(Saved data entries)
::::::

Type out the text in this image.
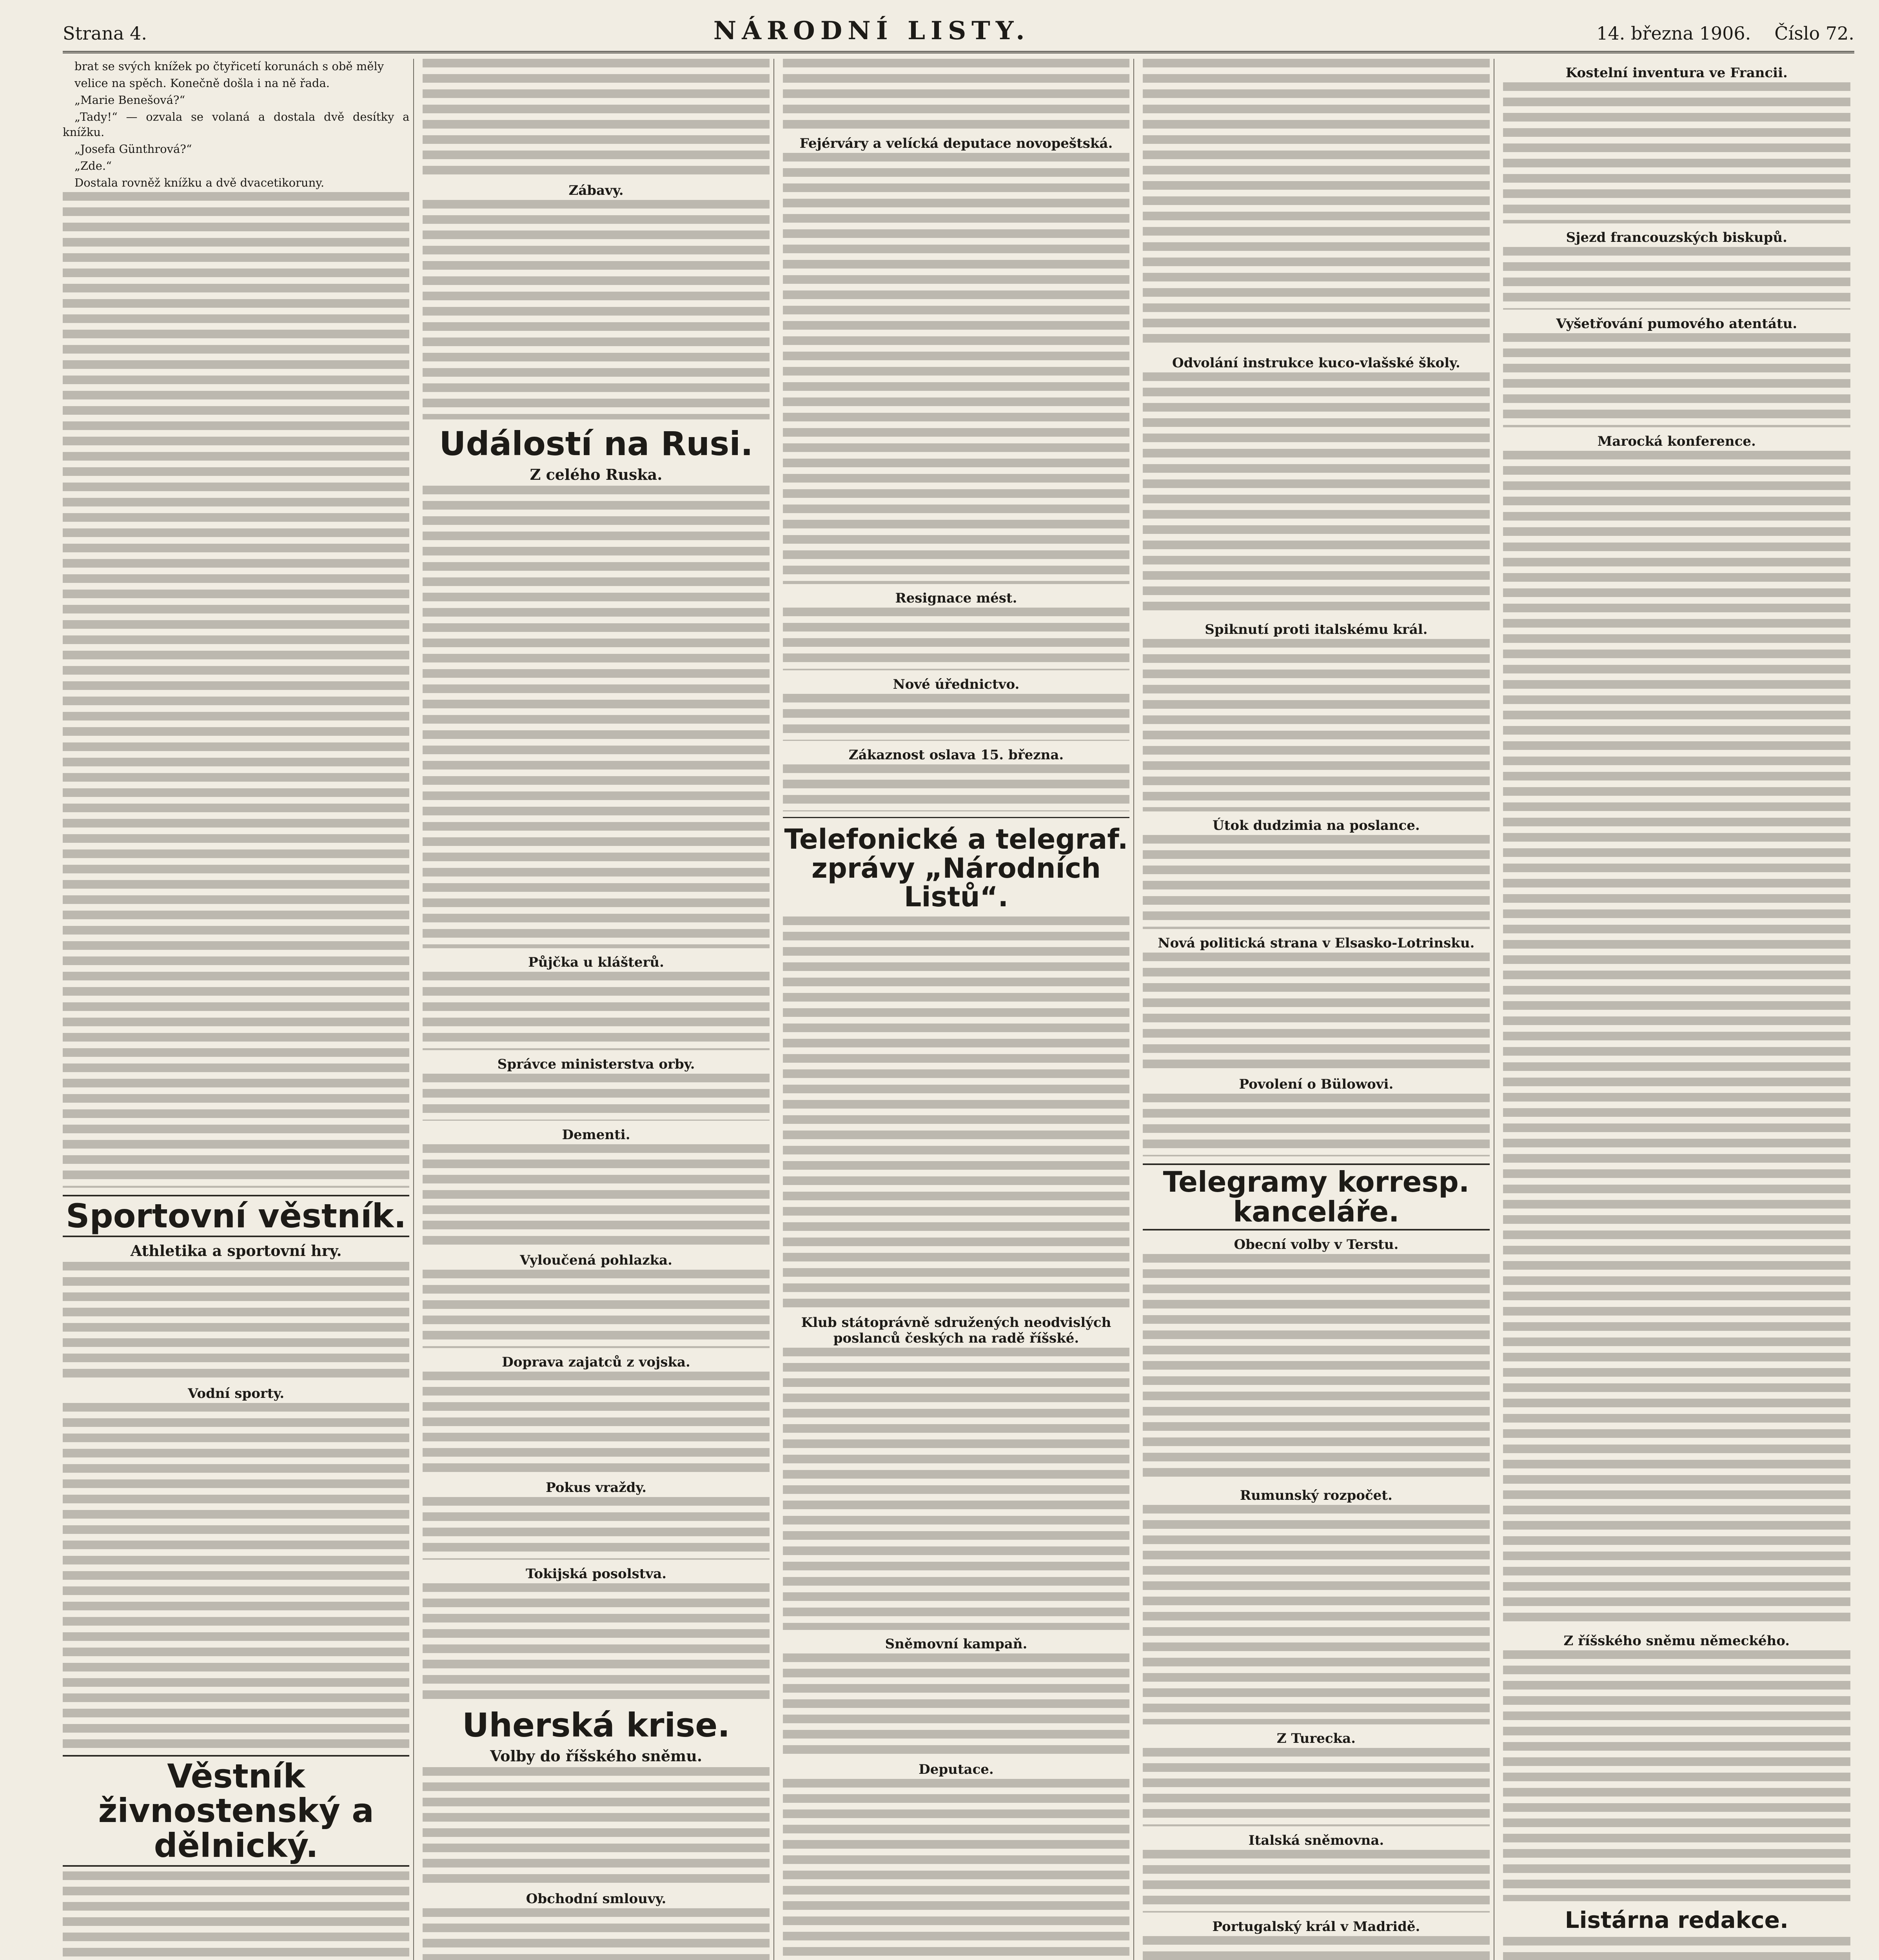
Strana 4.	NÁRODNÍ LISTY.	14. března 1906. Číslo 72.
brat se svých knížek po čtyřicetí korunách s obě měly
velice na spěch. Konečně došla i na ně řada.
„Marie Benešová?“
„Tady!“ — ozvala se volaná a dostala dvě desítky a knížku.
„Josefa Günthrová?“
„Zde.“
Dostala rovněž knížku a dvě dvacetikoruny.
Sportovní věstník.
Athletika a sportovní hry.
Vodní sporty.
Věstník živnostenský a dělnický.
Zábavy.
Událostí na Rusi.
Z celého Ruska.
Půjčka u klášterů.
Správce ministerstva orby.
Dementi.
Vyloučená pohlazka.
Doprava zajatců z vojska.
Pokus vraždy.
Tokijská posolstva.
Uherská krise.
Volby do říšského sněmu.
Obchodní smlouvy.
Fejérváry a velícká deputace novopeštská.
Resignace mést.
Nové úřednictvo.
Zákaznost oslava 15. března.
Telefonické a telegraf. zprávy „Národních Listů“.
Klub státoprávně sdružených neodvislých poslanců českých na radě říšské.
Sněmovní kampaň.
Deputace.
Odvolání instrukce kuco-vlašské školy.
Spiknutí proti italskému král.
Útok dudzimia na poslance.
Nová politická strana v Elsasko-Lotrinsku.
Povolení o Bülowovi.
Telegramy korresp. kanceláře.
Obecní volby v Terstu.
Rumunský rozpočet.
Z Turecka.
Italská sněmovna.
Portugalský král v Madridě.
Kostelní inventura ve Francii.
Sjezd francouzských biskupů.
Vyšetřování pumového atentátu.
Marocká konference.
Z říšského sněmu německého.
Listárna redakce.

::::::

What is asked: All lines of the data above that include the word "říšského" must be shown.

Output of the task:
Volby do říšského sněmu.
Z říšského sněmu německého.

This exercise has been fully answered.